= EXERCISE TASK =
Write out all of the records precisely. Skip anything that is a picture.

- - -

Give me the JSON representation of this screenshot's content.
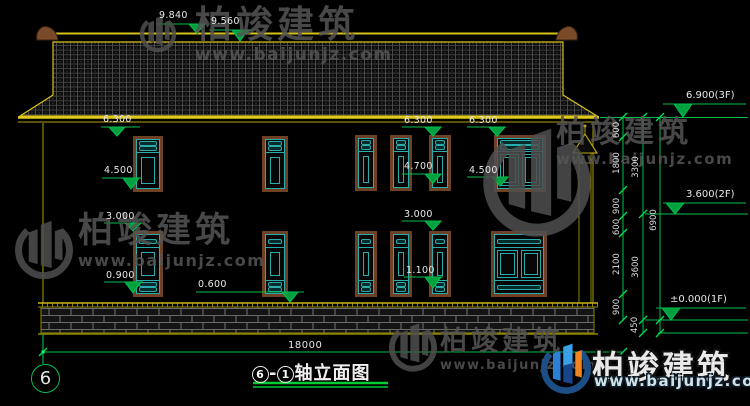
{
  "drawing": {
    "title": {
      "axis_from": "6",
      "separator": "-",
      "axis_to": "1",
      "name": "轴立面图"
    },
    "axis_bubble": "6",
    "total_width_dim": "18000",
    "facade_levels": [
      "9.840",
      "9.560",
      "6.300",
      "6.300",
      "6.300",
      "4.500",
      "4.700",
      "4.500",
      "3.000",
      "3.000",
      "0.900",
      "1.100",
      "0.600"
    ],
    "floor_levels": [
      "6.900(3F)",
      "3.600(2F)",
      "±0.000(1F)"
    ],
    "chain_dims": [
      "600",
      "1800",
      "900",
      "600",
      "2100",
      "900",
      "3300",
      "3600",
      "450",
      "6900"
    ]
  },
  "watermark": {
    "brand": "柏竣建筑",
    "url": "www.baijunjz.com"
  },
  "colors": {
    "line_yellow": "#d8c21a",
    "line_olive": "#8f8500",
    "dim_green": "#00c04b",
    "window_cyan": "#2aacac",
    "window_brown": "#6e4124",
    "text_white": "#e8e8e8",
    "watermark_gray": "#555555",
    "logo_blue": "#2b7fd4",
    "logo_navy": "#1d4f86",
    "logo_orange": "#f08423"
  }
}
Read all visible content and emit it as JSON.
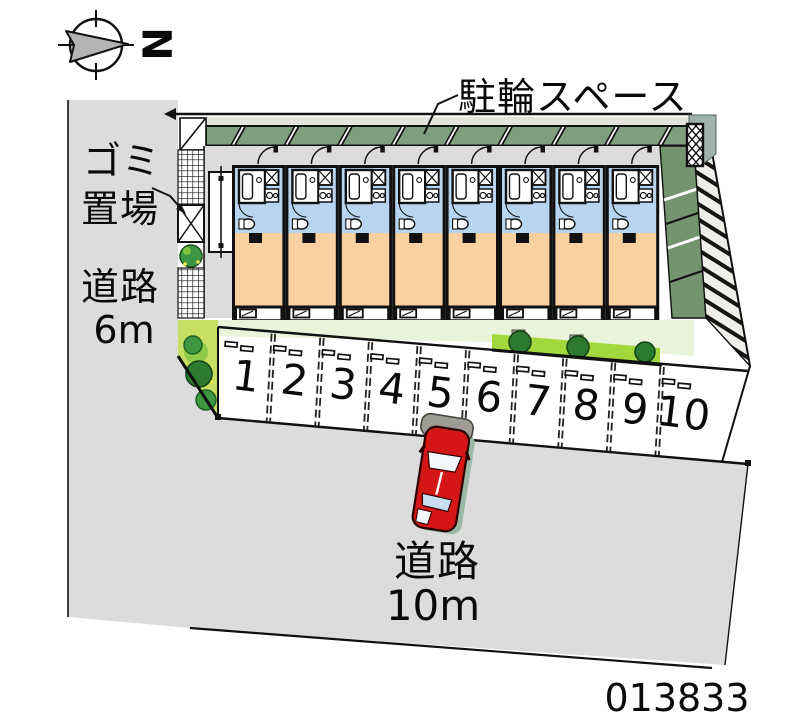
{
  "compass": {
    "north_label": "N"
  },
  "annotations": {
    "bicycle_space_label": "駐輪スペース",
    "garbage_label_line1": "ゴミ",
    "garbage_label_line2": "置場",
    "road_left_line1": "道路",
    "road_left_line2": "6m",
    "road_bottom_line1": "道路",
    "road_bottom_line2": "10m",
    "plan_number": "013833"
  },
  "building": {
    "unit_count": 8
  },
  "parking": {
    "space_numbers": [
      "1",
      "2",
      "3",
      "4",
      "5",
      "6",
      "7",
      "8",
      "9",
      "10"
    ],
    "car_space": "5"
  },
  "colors": {
    "road_gray": "#dcdcdc",
    "roof_green": "#7e9e7e",
    "band_green": "#74936f",
    "unit_blue": "#b7d5f1",
    "unit_orange": "#f9d0a0",
    "lawn_pale": "#e9f4da",
    "hedge_green": "#a3d83c",
    "wedge_green": "#c6df62",
    "tree_dark": "#2c7a2f",
    "tree_mid": "#3f9642",
    "tree_light": "#8fcb4a",
    "car_red": "#d41616",
    "car_shadow": "#9cb8a6",
    "stone_gray": "#9c9c94",
    "box_shadow_gray": "#9fb2ae"
  }
}
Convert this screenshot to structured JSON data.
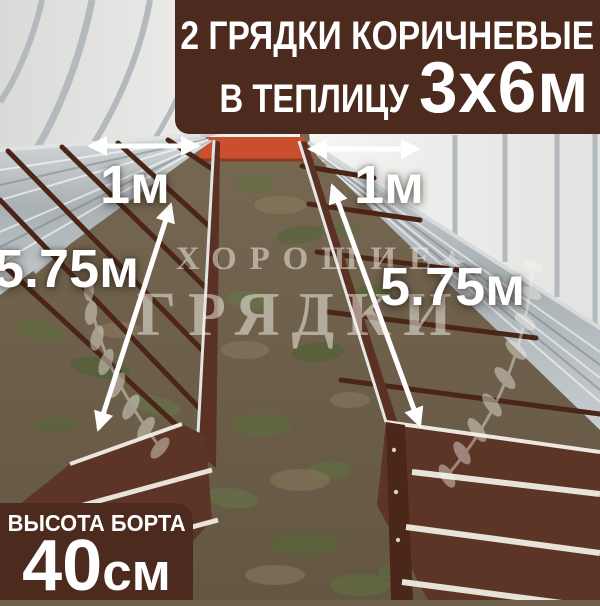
{
  "product_banner": {
    "line1": "2 ГРЯДКИ КОРИЧНЕВЫЕ",
    "line2_prefix": "В ТЕПЛИЦУ",
    "line2_highlight": "3х6м"
  },
  "height_badge": {
    "label": "ВЫСОТА БОРТА",
    "value": "40",
    "unit": "см"
  },
  "dimension_labels": {
    "left_bed_width": "1м",
    "right_bed_width": "1м",
    "left_bed_length": "5.75м",
    "right_bed_length": "5.75м"
  },
  "watermark": {
    "brand_line1": "ХОРОШИЕ",
    "brand_line2": "ГРЯДКИ"
  },
  "scene": {
    "description_items": [
      "greenhouse-interior",
      "two-brown-raised-beds",
      "soil-path",
      "orange-end-panel"
    ]
  },
  "colors": {
    "overlay_brown": "#4c2b1e",
    "bed_brown": "#5d3526",
    "bed_dark_brown": "#4b2517",
    "galvanized_silver": "#b7bec2",
    "orange_end_panel": "#c94f2e",
    "arrow_white": "#ffffff",
    "watermark_white": "rgba(248,245,236,0.5)"
  }
}
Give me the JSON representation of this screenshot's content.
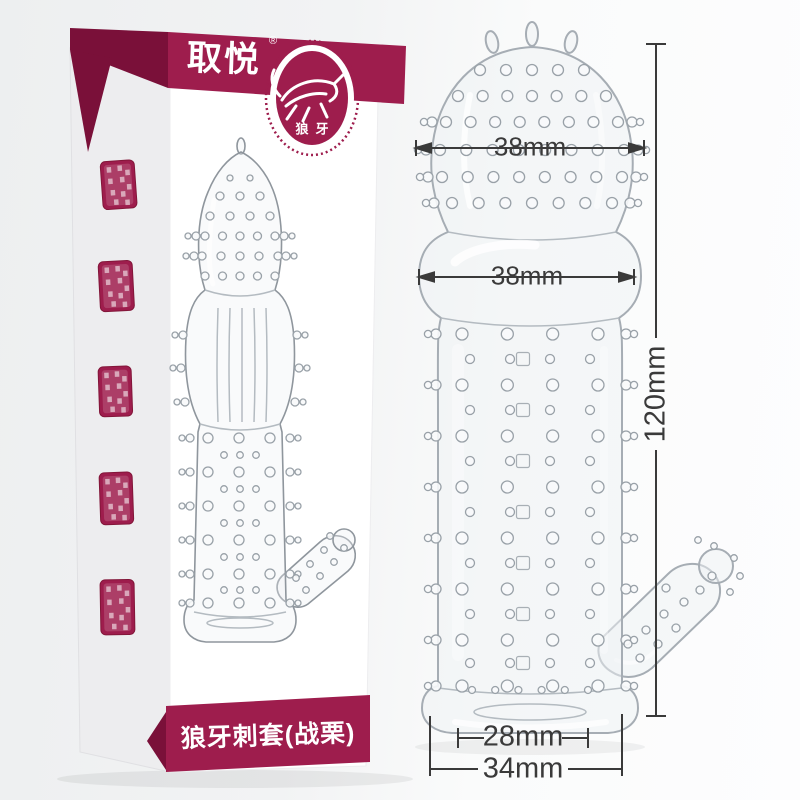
{
  "box": {
    "brand_logo": "取悦",
    "trademark": "®",
    "badge_label": "狼牙",
    "badge_icon": "wolf-icon",
    "product_name": "狼牙刺套(战栗)",
    "stamp_count": 5
  },
  "dimensions": {
    "head_width": "38mm",
    "bulb_width": "38mm",
    "length": "120mm",
    "opening_width": "28mm",
    "base_width": "34mm"
  },
  "colors": {
    "banner": "#9e1d4d",
    "banner_dark": "#7a1039",
    "dimension": "#3a3a3a"
  }
}
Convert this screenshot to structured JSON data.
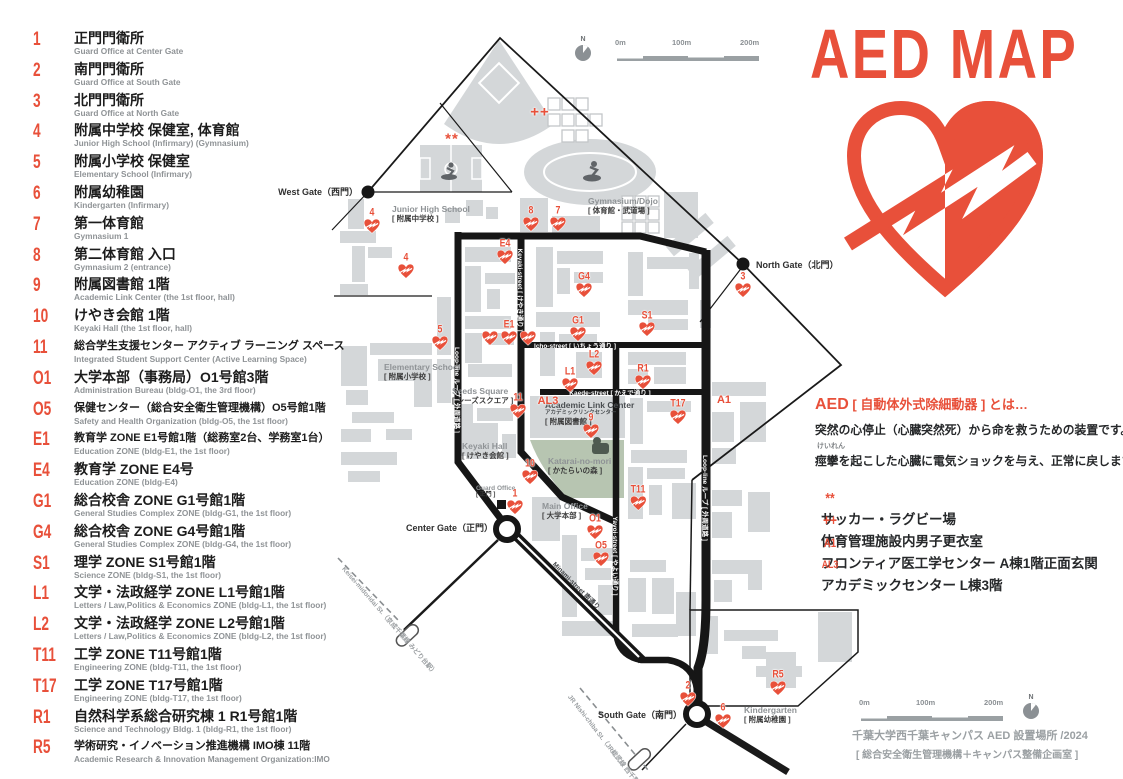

- - -

= TASK RESULT =
Give me the JSON representation of this screenshot's content.
{
  "drawing": {
    "title": {
      "axis_from": "6",
      "separator": "-",
      "axis_to": "1",
      "name": "轴立面图"
    },
    "axis_bubble": "6",
    "total_width_dim": "18000",
    "facade_levels": [
      "9.840",
      "9.560",
      "6.300",
      "6.300",
      "6.300",
      "4.500",
      "4.700",
      "4.500",
      "3.000",
      "3.000",
      "0.900",
      "1.100",
      "0.600"
    ],
    "floor_levels": [
      "6.900(3F)",
      "3.600(2F)",
      "±0.000(1F)"
    ],
    "chain_dims": [
      "600",
      "1800",
      "900",
      "600",
      "2100",
      "900",
      "3300",
      "3600",
      "450",
      "6900"
    ]
  },
  "watermark": {
    "brand": "柏竣建筑",
    "url": "www.baijunjz.com"
  },
  "colors": {
    "line_yellow": "#d8c21a",
    "line_olive": "#8f8500",
    "dim_green": "#00c04b",
    "window_cyan": "#2aacac",
    "window_brown": "#6e4124",
    "text_white": "#e8e8e8",
    "watermark_gray": "#555555",
    "logo_blue": "#2b7fd4",
    "logo_navy": "#1d4f86",
    "logo_orange": "#f08423"
  }
}
Read all visible content and emit it as JSON.
{
  "compass": {
    "north_label": "N"
  },
  "annotations": {
    "bicycle_space_label": "駐輪スペース",
    "garbage_label_line1": "ゴミ",
    "garbage_label_line2": "置場",
    "road_left_line1": "道路",
    "road_left_line2": "6m",
    "road_bottom_line1": "道路",
    "road_bottom_line2": "10m",
    "plan_number": "013833"
  },
  "building": {
    "unit_count": 8
  },
  "parking": {
    "space_numbers": [
      "1",
      "2",
      "3",
      "4",
      "5",
      "6",
      "7",
      "8",
      "9",
      "10"
    ],
    "car_space": "5"
  },
  "colors": {
    "road_gray": "#dcdcdc",
    "roof_green": "#7e9e7e",
    "band_green": "#74936f",
    "unit_blue": "#b7d5f1",
    "unit_orange": "#f9d0a0",
    "lawn_pale": "#e9f4da",
    "hedge_green": "#a3d83c",
    "wedge_green": "#c6df62",
    "tree_dark": "#2c7a2f",
    "tree_mid": "#3f9642",
    "tree_light": "#8fcb4a",
    "car_red": "#d41616",
    "car_shadow": "#9cb8a6",
    "stone_gray": "#9c9c94",
    "box_shadow_gray": "#9fb2ae"
  }
}
Convert this screenshot to structured JSON data.
{
  "product_banner": {
    "line1": "2 ГРЯДКИ КОРИЧНЕВЫЕ",
    "line2_prefix": "В ТЕПЛИЦУ",
    "line2_highlight": "3х6м"
  },
  "height_badge": {
    "label": "ВЫСОТА БОРТА",
    "value": "40",
    "unit": "см"
  },
  "dimension_labels": {
    "left_bed_width": "1м",
    "right_bed_width": "1м",
    "left_bed_length": "5.75м",
    "right_bed_length": "5.75м"
  },
  "watermark": {
    "brand_line1": "ХОРОШИЕ",
    "brand_line2": "ГРЯДКИ"
  },
  "scene": {
    "description_items": [
      "greenhouse-interior",
      "two-brown-raised-beds",
      "soil-path",
      "orange-end-panel"
    ]
  },
  "colors": {
    "overlay_brown": "#4c2b1e",
    "bed_brown": "#5d3526",
    "bed_dark_brown": "#4b2517",
    "galvanized_silver": "#b7bec2",
    "orange_end_panel": "#c94f2e",
    "arrow_white": "#ffffff",
    "watermark_white": "rgba(248,245,236,0.5)"
  }
}
Give me the JSON representation of this screenshot's content.
{
  "box": {
    "brand_logo": "取悦",
    "trademark": "®",
    "badge_label": "狼牙",
    "badge_icon": "wolf-icon",
    "product_name": "狼牙刺套(战栗)",
    "stamp_count": 5
  },
  "dimensions": {
    "head_width": "38mm",
    "bulb_width": "38mm",
    "length": "120mm",
    "opening_width": "28mm",
    "base_width": "34mm"
  },
  "colors": {
    "banner": "#9e1d4d",
    "banner_dark": "#7a1039",
    "dimension": "#3a3a3a"
  }
}
Convert this screenshot to structured JSON data.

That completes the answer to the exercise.